--- Begin ---

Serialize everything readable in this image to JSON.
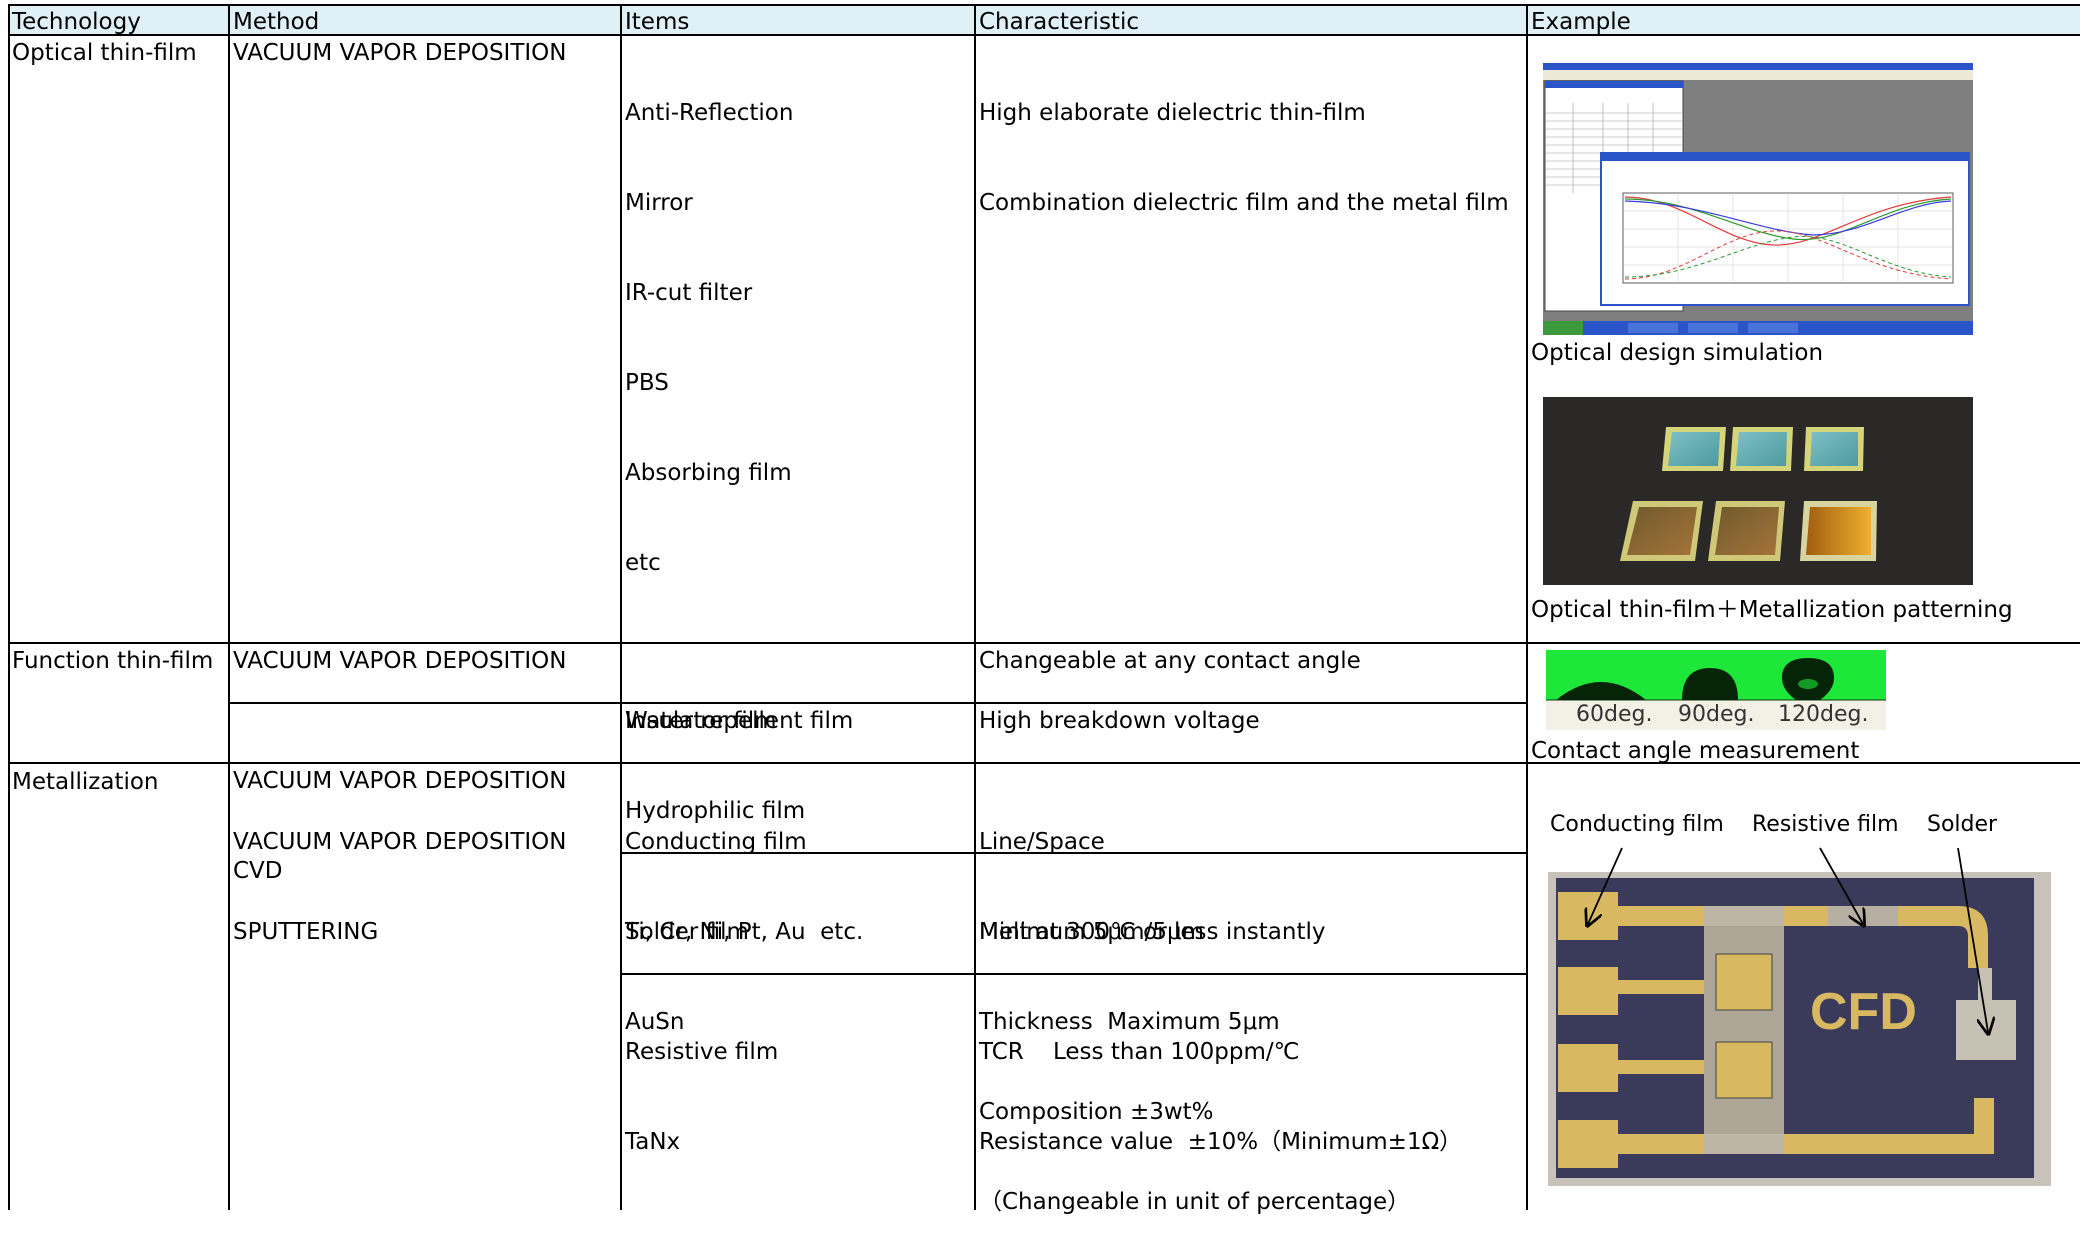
{
  "header": {
    "technology": "Technology",
    "method": "Method",
    "items": "Items",
    "characteristic": "Characteristic",
    "example": "Example"
  },
  "rows": {
    "optical": {
      "technology": "Optical thin-film",
      "method": "VACUUM VAPOR DEPOSITION",
      "items": [
        "Anti-Reflection",
        "Mirror",
        "IR-cut filter",
        "PBS",
        "Absorbing film",
        "etc"
      ],
      "characteristic": [
        "High elaborate dielectric thin-film",
        "Combination dielectric film and the metal film"
      ],
      "example_captions": [
        "Optical design simulation",
        "Optical thin-film＋Metallization patterning"
      ]
    },
    "function": {
      "technology": "Function thin-film",
      "sub1": {
        "method": "VACUUM VAPOR DEPOSITION",
        "items": [
          "Water repellent film",
          "Hydrophilic film"
        ],
        "characteristic": "Changeable at any contact angle"
      },
      "sub2": {
        "method": [
          "VACUUM VAPOR DEPOSITION",
          "CVD"
        ],
        "items": "Insulator film",
        "characteristic": "High breakdown voltage"
      },
      "angle_labels": [
        "60deg.",
        "90deg.",
        "120deg."
      ],
      "example_caption": "Contact angle measurement"
    },
    "metallization": {
      "technology": "Metallization",
      "method": [
        "VACUUM VAPOR DEPOSITION",
        "SPUTTERING"
      ],
      "sub1": {
        "items": [
          "Conducting film",
          "Ti, Cr, Ni, Pt, Au  etc."
        ],
        "characteristic": [
          "Line/Space",
          "Minimum 5μm/5μm"
        ]
      },
      "sub2": {
        "items": [
          "Solder film",
          "AuSn"
        ],
        "characteristic": [
          "Melt at 300℃ or less instantly",
          "Thickness  Maximum 5μm",
          "Composition ±3wt%",
          "（Changeable in unit of percentage）"
        ]
      },
      "sub3": {
        "items": [
          "Resistive film",
          "TaNx"
        ],
        "characteristic": [
          "TCR    Less than 100ppm/℃",
          "Resistance value  ±10%（Minimum±1Ω）"
        ]
      },
      "diagram_labels": [
        "Conducting film",
        "Resistive film",
        "Solder"
      ],
      "chip_text": "CFD"
    }
  }
}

--- End ---

Description of the task.
Scan the material above for the word "Minimum". Copy each line where it occurs.

Answer for this exercise.
          "Minimum 5μm/5μm"
          "Resistance value  ±10%（Minimum±1Ω）"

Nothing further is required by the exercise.